- _Text_:
Every man that lands in Lynn feels all through him the antiquity and the call of the town; but especially if he comes, as I came in with another man in springtime, from the miles and miles of emptiness and miles of bending grass and the shouting of the wind. After that morning, in which one had been a little point on an immense plane, with the gale not only above one, as it commonly is, but all around one as it is at sea; and after having steeped one's mind in the peculiar loneliness which haunts a stretch of ill-defined and wasted shore, the narrow, varied, and unordered streets of the port enhance the creations of man and emphasise his presence.

Words so few are necessarily obscure. Let me expand them. I mean that the unexpected turning of the ways in such a port is perpetually revealing something new; that the little spaces frame, as it were, each unexpected sight: thus at the end of a street one will catch a patch of the Fens beyond the river, a great moving sail, a cloud, or the sculptured corner of an excellent house.

- _Instruction A_: Copy the passage about Lynn from "Words so few" to "an excellent house.".
- _Instruction B_: In the passage about Lynn, in what season did the speaker come into the town?
- _Instruction C_: How would you say this sentence from the passage about Lynn in French: "Words so few are necessarily obscure."

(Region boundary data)

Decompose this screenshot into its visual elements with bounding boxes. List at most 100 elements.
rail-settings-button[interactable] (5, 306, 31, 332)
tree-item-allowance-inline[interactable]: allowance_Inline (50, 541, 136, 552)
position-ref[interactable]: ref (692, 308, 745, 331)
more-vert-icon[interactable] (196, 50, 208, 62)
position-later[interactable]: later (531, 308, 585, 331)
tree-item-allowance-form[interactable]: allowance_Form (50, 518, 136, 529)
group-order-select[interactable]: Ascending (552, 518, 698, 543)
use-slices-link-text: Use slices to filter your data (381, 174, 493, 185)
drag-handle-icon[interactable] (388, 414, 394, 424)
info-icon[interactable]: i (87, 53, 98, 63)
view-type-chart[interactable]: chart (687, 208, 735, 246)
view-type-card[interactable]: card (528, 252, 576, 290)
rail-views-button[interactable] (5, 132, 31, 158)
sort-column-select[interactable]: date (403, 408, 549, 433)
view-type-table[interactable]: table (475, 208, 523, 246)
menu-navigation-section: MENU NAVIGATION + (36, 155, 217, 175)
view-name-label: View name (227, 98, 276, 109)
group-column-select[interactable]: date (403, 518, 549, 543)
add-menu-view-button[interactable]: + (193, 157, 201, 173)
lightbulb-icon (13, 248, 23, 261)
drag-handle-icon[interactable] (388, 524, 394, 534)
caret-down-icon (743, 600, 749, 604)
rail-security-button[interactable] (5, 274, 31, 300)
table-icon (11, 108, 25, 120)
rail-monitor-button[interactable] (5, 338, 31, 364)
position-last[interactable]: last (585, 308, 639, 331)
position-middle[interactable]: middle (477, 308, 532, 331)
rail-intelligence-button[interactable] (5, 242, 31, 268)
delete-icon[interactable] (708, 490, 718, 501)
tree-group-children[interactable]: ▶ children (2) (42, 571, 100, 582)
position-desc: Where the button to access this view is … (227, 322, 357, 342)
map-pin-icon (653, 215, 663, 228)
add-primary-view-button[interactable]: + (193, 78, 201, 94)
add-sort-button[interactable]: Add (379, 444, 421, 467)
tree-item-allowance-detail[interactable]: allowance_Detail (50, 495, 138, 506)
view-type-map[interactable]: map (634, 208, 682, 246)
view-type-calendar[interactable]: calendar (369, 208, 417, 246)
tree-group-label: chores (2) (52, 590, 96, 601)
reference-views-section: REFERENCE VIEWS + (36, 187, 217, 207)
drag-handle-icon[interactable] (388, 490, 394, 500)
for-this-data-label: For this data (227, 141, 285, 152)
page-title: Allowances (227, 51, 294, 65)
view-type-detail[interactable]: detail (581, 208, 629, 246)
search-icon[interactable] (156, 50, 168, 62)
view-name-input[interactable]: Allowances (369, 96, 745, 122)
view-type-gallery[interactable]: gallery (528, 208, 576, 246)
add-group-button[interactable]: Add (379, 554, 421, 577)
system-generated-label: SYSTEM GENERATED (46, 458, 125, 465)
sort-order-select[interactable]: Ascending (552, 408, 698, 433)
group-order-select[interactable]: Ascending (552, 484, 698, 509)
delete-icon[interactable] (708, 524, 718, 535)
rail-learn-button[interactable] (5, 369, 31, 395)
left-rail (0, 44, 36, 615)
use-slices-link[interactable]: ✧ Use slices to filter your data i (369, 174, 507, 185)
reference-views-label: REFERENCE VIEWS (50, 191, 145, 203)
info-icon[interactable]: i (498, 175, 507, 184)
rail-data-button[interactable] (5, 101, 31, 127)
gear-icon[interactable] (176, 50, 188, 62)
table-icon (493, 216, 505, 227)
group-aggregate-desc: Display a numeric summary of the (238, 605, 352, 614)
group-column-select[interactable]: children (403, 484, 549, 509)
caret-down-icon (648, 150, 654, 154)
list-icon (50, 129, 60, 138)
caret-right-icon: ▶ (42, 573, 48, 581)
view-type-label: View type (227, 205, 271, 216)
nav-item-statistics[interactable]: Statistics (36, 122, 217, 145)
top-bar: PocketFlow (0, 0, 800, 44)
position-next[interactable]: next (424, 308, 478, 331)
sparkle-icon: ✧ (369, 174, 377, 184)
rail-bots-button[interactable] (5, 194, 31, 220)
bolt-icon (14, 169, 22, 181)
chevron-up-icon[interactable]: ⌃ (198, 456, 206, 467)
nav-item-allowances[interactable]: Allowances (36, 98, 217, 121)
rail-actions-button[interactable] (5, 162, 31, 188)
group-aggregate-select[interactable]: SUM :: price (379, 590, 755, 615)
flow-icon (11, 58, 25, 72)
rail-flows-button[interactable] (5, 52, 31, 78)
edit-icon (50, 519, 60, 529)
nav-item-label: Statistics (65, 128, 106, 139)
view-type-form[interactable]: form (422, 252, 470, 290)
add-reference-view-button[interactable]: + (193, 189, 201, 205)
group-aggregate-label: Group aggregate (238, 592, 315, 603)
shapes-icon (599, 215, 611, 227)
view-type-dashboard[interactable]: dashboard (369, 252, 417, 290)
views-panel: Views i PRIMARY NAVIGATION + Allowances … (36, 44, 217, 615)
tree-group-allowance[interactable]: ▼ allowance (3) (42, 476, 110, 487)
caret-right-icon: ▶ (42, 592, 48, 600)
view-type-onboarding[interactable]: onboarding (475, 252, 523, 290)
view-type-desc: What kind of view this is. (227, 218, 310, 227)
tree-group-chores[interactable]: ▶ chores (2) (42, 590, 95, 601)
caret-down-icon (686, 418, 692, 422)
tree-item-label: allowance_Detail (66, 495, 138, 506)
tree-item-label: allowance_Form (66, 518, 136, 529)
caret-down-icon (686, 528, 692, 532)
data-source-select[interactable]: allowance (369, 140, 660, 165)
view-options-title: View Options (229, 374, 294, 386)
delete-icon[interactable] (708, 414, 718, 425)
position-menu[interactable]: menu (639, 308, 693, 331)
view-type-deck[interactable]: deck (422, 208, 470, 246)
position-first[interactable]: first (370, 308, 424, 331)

- _Complete response A_:
Words so few are necessarily obscure. Let me expand them. I mean that the unexpected turning of the ways in such a port is perpetually revealing something new; that the little spaces frame, as it were, each unexpected sight: thus at the end of a street one will catch a patch of the Fens beyond the river, a great moving sail, a cloud, or the sculptured corner of an excellent house.

- _Complete response B_: In springtime.

- _Complete response C_: Des mots si peu nombreux sont nécessairement obscurs.